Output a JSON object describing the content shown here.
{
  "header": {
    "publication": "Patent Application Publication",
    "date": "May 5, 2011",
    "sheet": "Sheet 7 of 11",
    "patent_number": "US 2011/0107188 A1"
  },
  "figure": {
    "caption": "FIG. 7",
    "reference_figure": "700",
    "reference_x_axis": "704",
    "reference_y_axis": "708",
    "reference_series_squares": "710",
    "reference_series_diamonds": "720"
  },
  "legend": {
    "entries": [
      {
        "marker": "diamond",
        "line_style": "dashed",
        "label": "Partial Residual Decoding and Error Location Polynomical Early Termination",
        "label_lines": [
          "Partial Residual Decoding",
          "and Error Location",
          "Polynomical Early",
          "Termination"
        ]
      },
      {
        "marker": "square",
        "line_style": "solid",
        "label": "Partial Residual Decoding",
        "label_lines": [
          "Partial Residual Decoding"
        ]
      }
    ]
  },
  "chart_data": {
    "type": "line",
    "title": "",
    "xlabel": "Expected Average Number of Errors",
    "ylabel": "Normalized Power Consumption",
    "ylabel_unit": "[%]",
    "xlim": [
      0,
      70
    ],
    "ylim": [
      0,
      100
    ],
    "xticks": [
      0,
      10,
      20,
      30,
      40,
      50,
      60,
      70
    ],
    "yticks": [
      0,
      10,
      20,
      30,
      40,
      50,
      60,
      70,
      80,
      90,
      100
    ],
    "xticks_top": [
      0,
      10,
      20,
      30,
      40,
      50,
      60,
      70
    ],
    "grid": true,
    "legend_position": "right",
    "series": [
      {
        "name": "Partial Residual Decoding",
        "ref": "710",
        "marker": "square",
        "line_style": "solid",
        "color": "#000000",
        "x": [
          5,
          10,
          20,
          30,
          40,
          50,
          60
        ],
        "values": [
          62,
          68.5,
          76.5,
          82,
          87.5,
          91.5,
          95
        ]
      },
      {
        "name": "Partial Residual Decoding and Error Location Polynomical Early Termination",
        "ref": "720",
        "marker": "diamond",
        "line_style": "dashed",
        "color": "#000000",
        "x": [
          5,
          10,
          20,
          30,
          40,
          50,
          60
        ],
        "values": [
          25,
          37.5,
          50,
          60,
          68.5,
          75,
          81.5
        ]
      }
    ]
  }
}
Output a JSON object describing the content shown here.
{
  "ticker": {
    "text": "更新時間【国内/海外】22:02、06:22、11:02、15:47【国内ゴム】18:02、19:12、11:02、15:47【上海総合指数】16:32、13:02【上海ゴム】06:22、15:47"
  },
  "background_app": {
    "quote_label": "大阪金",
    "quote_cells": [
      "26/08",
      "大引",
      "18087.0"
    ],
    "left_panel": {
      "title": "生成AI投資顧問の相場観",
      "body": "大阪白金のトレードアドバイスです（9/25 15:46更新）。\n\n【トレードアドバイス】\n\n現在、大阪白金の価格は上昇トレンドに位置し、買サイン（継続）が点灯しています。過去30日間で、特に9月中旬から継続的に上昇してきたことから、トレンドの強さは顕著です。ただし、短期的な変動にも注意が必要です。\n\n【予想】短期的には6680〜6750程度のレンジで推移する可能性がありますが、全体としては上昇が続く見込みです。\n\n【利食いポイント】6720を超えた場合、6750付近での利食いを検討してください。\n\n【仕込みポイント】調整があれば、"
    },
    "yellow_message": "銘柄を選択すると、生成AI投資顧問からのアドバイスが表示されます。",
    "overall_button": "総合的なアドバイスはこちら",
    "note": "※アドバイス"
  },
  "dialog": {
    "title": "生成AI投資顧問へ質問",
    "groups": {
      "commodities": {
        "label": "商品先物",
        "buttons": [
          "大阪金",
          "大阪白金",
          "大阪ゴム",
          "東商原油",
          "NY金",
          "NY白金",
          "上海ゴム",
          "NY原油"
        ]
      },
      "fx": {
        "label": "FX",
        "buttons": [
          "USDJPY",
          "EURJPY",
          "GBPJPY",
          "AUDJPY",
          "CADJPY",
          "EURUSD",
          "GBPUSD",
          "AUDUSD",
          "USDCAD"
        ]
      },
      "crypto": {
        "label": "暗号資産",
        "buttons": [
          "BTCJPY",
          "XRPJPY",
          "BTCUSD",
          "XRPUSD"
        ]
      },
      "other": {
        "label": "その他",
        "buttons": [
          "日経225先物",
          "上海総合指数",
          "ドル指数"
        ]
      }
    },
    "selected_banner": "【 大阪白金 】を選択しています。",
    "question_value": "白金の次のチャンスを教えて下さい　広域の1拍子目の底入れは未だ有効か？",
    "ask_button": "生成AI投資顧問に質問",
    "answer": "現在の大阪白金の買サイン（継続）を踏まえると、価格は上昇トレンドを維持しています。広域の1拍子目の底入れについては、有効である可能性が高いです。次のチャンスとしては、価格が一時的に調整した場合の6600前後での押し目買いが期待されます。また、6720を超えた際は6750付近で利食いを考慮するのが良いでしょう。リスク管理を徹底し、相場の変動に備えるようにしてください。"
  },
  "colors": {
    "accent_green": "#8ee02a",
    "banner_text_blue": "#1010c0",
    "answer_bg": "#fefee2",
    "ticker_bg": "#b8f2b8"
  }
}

* WHAT THE TASK REQUIRES: Would you reproduce all the entries exactly?

* WRITTEN ANSWER:
Output a JSON object describing the content shown here.
{
  "header": {
    "publication": "Patent Application Publication",
    "date": "May 5, 2011",
    "sheet": "Sheet 7 of 11",
    "patent_number": "US 2011/0107188 A1"
  },
  "figure": {
    "caption": "FIG. 7",
    "reference_figure": "700",
    "reference_x_axis": "704",
    "reference_y_axis": "708",
    "reference_series_squares": "710",
    "reference_series_diamonds": "720"
  },
  "legend": {
    "entries": [
      {
        "marker": "diamond",
        "line_style": "dashed",
        "label": "Partial Residual Decoding and Error Location Polynomical Early Termination",
        "label_lines": [
          "Partial Residual Decoding",
          "and Error Location",
          "Polynomical Early",
          "Termination"
        ]
      },
      {
        "marker": "square",
        "line_style": "solid",
        "label": "Partial Residual Decoding",
        "label_lines": [
          "Partial Residual Decoding"
        ]
      }
    ]
  },
  "chart_data": {
    "type": "line",
    "title": "",
    "xlabel": "Expected Average Number of Errors",
    "ylabel": "Normalized Power Consumption",
    "ylabel_unit": "[%]",
    "xlim": [
      0,
      70
    ],
    "ylim": [
      0,
      100
    ],
    "xticks": [
      0,
      10,
      20,
      30,
      40,
      50,
      60,
      70
    ],
    "yticks": [
      0,
      10,
      20,
      30,
      40,
      50,
      60,
      70,
      80,
      90,
      100
    ],
    "xticks_top": [
      0,
      10,
      20,
      30,
      40,
      50,
      60,
      70
    ],
    "grid": true,
    "legend_position": "right",
    "series": [
      {
        "name": "Partial Residual Decoding",
        "ref": "710",
        "marker": "square",
        "line_style": "solid",
        "color": "#000000",
        "x": [
          5,
          10,
          20,
          30,
          40,
          50,
          60
        ],
        "values": [
          62,
          68.5,
          76.5,
          82,
          87.5,
          91.5,
          95
        ]
      },
      {
        "name": "Partial Residual Decoding and Error Location Polynomical Early Termination",
        "ref": "720",
        "marker": "diamond",
        "line_style": "dashed",
        "color": "#000000",
        "x": [
          5,
          10,
          20,
          30,
          40,
          50,
          60
        ],
        "values": [
          25,
          37.5,
          50,
          60,
          68.5,
          75,
          81.5
        ]
      }
    ]
  }
}
Output a JSON object describing the content shown here.
{
  "ticker": {
    "text": "更新時間【国内/海外】22:02、06:22、11:02、15:47【国内ゴム】18:02、19:12、11:02、15:47【上海総合指数】16:32、13:02【上海ゴム】06:22、15:47"
  },
  "background_app": {
    "quote_label": "大阪金",
    "quote_cells": [
      "26/08",
      "大引",
      "18087.0"
    ],
    "left_panel": {
      "title": "生成AI投資顧問の相場観",
      "body": "大阪白金のトレードアドバイスです（9/25 15:46更新）。\n\n【トレードアドバイス】\n\n現在、大阪白金の価格は上昇トレンドに位置し、買サイン（継続）が点灯しています。過去30日間で、特に9月中旬から継続的に上昇してきたことから、トレンドの強さは顕著です。ただし、短期的な変動にも注意が必要です。\n\n【予想】短期的には6680〜6750程度のレンジで推移する可能性がありますが、全体としては上昇が続く見込みです。\n\n【利食いポイント】6720を超えた場合、6750付近での利食いを検討してください。\n\n【仕込みポイント】調整があれば、"
    },
    "yellow_message": "銘柄を選択すると、生成AI投資顧問からのアドバイスが表示されます。",
    "overall_button": "総合的なアドバイスはこちら",
    "note": "※アドバイス"
  },
  "dialog": {
    "title": "生成AI投資顧問へ質問",
    "groups": {
      "commodities": {
        "label": "商品先物",
        "buttons": [
          "大阪金",
          "大阪白金",
          "大阪ゴム",
          "東商原油",
          "NY金",
          "NY白金",
          "上海ゴム",
          "NY原油"
        ]
      },
      "fx": {
        "label": "FX",
        "buttons": [
          "USDJPY",
          "EURJPY",
          "GBPJPY",
          "AUDJPY",
          "CADJPY",
          "EURUSD",
          "GBPUSD",
          "AUDUSD",
          "USDCAD"
        ]
      },
      "crypto": {
        "label": "暗号資産",
        "buttons": [
          "BTCJPY",
          "XRPJPY",
          "BTCUSD",
          "XRPUSD"
        ]
      },
      "other": {
        "label": "その他",
        "buttons": [
          "日経225先物",
          "上海総合指数",
          "ドル指数"
        ]
      }
    },
    "selected_banner": "【 大阪白金 】を選択しています。",
    "question_value": "白金の次のチャンスを教えて下さい　広域の1拍子目の底入れは未だ有効か？",
    "ask_button": "生成AI投資顧問に質問",
    "answer": "現在の大阪白金の買サイン（継続）を踏まえると、価格は上昇トレンドを維持しています。広域の1拍子目の底入れについては、有効である可能性が高いです。次のチャンスとしては、価格が一時的に調整した場合の6600前後での押し目買いが期待されます。また、6720を超えた際は6750付近で利食いを考慮するのが良いでしょう。リスク管理を徹底し、相場の変動に備えるようにしてください。"
  },
  "colors": {
    "accent_green": "#8ee02a",
    "banner_text_blue": "#1010c0",
    "answer_bg": "#fefee2",
    "ticker_bg": "#b8f2b8"
  }
}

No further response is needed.